■ Directions for this task:
Which lines contain the word "humidity"? Return each of them as written.

■ Dataset extract:
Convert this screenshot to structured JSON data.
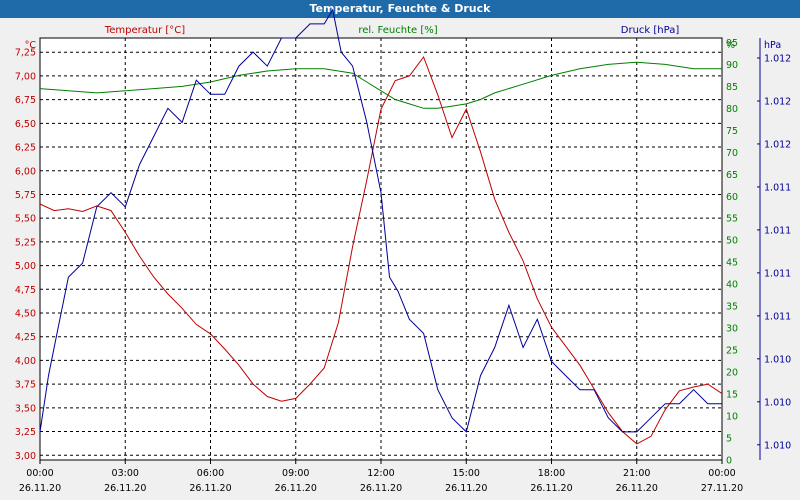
{
  "window": {
    "title": "Temperatur, Feuchte & Druck"
  },
  "colors": {
    "temperature": "#c00000",
    "humidity": "#008000",
    "pressure": "#000099",
    "titlebar": "#1f6aa8"
  },
  "chart_data": {
    "type": "line",
    "title": "Temperatur, Feuchte & Druck",
    "grid": true,
    "x_axis": {
      "range": [
        "26.11.20 00:00",
        "27.11.20 00:00"
      ],
      "ticks": [
        {
          "time": "00:00",
          "date": "26.11.20"
        },
        {
          "time": "03:00",
          "date": "26.11.20"
        },
        {
          "time": "06:00",
          "date": "26.11.20"
        },
        {
          "time": "09:00",
          "date": "26.11.20"
        },
        {
          "time": "12:00",
          "date": "26.11.20"
        },
        {
          "time": "15:00",
          "date": "26.11.20"
        },
        {
          "time": "18:00",
          "date": "26.11.20"
        },
        {
          "time": "21:00",
          "date": "26.11.20"
        },
        {
          "time": "00:00",
          "date": "27.11.20"
        }
      ]
    },
    "axes": {
      "temperature": {
        "label": "Temperatur [°C]",
        "unit": "°C",
        "range": [
          2.95,
          7.4
        ],
        "ticks": [
          "7,25",
          "7,00",
          "6,75",
          "6,50",
          "6,25",
          "6,00",
          "5,75",
          "5,50",
          "5,25",
          "5,00",
          "4,75",
          "4,50",
          "4,25",
          "4,00",
          "3,75",
          "3,50",
          "3,25",
          "3,00"
        ]
      },
      "humidity": {
        "label": "rel. Feuchte [%]",
        "unit": "%",
        "range": [
          0,
          96
        ],
        "ticks": [
          "95",
          "90",
          "85",
          "80",
          "75",
          "70",
          "65",
          "60",
          "55",
          "50",
          "45",
          "40",
          "35",
          "30",
          "25",
          "20",
          "15",
          "10",
          "5",
          "0"
        ]
      },
      "pressure": {
        "label": "Druck [hPa]",
        "unit": "hPa",
        "range": [
          1.0095,
          1.0125
        ],
        "ticks": [
          "1.012",
          "1.012",
          "1.012",
          "1.011",
          "1.011",
          "1.011",
          "1.011",
          "1.010",
          "1.010",
          "1.010"
        ]
      }
    },
    "series": [
      {
        "name": "Temperatur [°C]",
        "axis": "temperature",
        "x_hours": [
          0,
          0.5,
          1,
          1.5,
          2,
          2.5,
          3,
          3.5,
          4,
          4.5,
          5,
          5.5,
          6,
          6.5,
          7,
          7.5,
          8,
          8.5,
          9,
          9.5,
          10,
          10.5,
          11,
          11.5,
          12,
          12.5,
          13,
          13.5,
          14,
          14.5,
          15,
          15.5,
          16,
          16.5,
          17,
          17.5,
          18,
          18.5,
          19,
          19.5,
          20,
          20.5,
          21,
          21.5,
          22,
          22.5,
          23,
          23.5,
          24
        ],
        "values": [
          5.65,
          5.58,
          5.6,
          5.57,
          5.63,
          5.58,
          5.35,
          5.1,
          4.88,
          4.7,
          4.55,
          4.38,
          4.28,
          4.12,
          3.95,
          3.75,
          3.62,
          3.57,
          3.6,
          3.75,
          3.92,
          4.4,
          5.2,
          5.9,
          6.65,
          6.95,
          7.0,
          7.2,
          6.8,
          6.35,
          6.65,
          6.2,
          5.7,
          5.35,
          5.05,
          4.65,
          4.35,
          4.15,
          3.95,
          3.7,
          3.45,
          3.25,
          3.12,
          3.2,
          3.48,
          3.68,
          3.72,
          3.75,
          3.65
        ]
      },
      {
        "name": "rel. Feuchte [%]",
        "axis": "humidity",
        "x_hours": [
          0,
          1,
          2,
          3,
          4,
          5,
          6,
          7,
          8,
          9,
          10,
          11,
          11.5,
          12,
          12.5,
          13,
          13.5,
          14,
          14.5,
          15,
          15.5,
          16,
          17,
          18,
          19,
          20,
          21,
          22,
          23,
          24
        ],
        "values": [
          84.5,
          84,
          83.5,
          84,
          84.5,
          85,
          86,
          87.5,
          88.5,
          89,
          89,
          88,
          86,
          84,
          82,
          81,
          80,
          80,
          80.5,
          81,
          82,
          83.5,
          85.5,
          87.5,
          89,
          90,
          90.5,
          90,
          89,
          89
        ]
      },
      {
        "name": "Druck [hPa]",
        "axis": "pressure",
        "x_hours": [
          0,
          0.3,
          0.6,
          1,
          1.5,
          2,
          2.5,
          3,
          3.5,
          4,
          4.5,
          5,
          5.5,
          6,
          6.5,
          7,
          7.5,
          8,
          8.5,
          9,
          9.5,
          10,
          10.3,
          10.6,
          11,
          11.5,
          12,
          12.3,
          12.6,
          13,
          13.5,
          14,
          14.5,
          15,
          15.5,
          16,
          16.5,
          17,
          17.5,
          18,
          18.5,
          19,
          19.5,
          20,
          20.5,
          21,
          21.5,
          22,
          22.5,
          23,
          23.5,
          24
        ],
        "values": [
          1.0097,
          1.0101,
          1.0104,
          1.0108,
          1.0109,
          1.0113,
          1.0114,
          1.0113,
          1.0116,
          1.0118,
          1.012,
          1.0119,
          1.0122,
          1.0121,
          1.0121,
          1.0123,
          1.0124,
          1.0123,
          1.0125,
          1.0125,
          1.0126,
          1.0126,
          1.0127,
          1.0124,
          1.0123,
          1.0119,
          1.0114,
          1.0108,
          1.0107,
          1.0105,
          1.0104,
          1.01,
          1.0098,
          1.0097,
          1.0101,
          1.0103,
          1.0106,
          1.0103,
          1.0105,
          1.0102,
          1.0101,
          1.01,
          1.01,
          1.0098,
          1.0097,
          1.0097,
          1.0098,
          1.0099,
          1.0099,
          1.01,
          1.0099,
          1.0099
        ]
      }
    ]
  }
}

■ Exercise answer:
    "humidity": "#008000",
      "humidity": {
        "axis": "humidity",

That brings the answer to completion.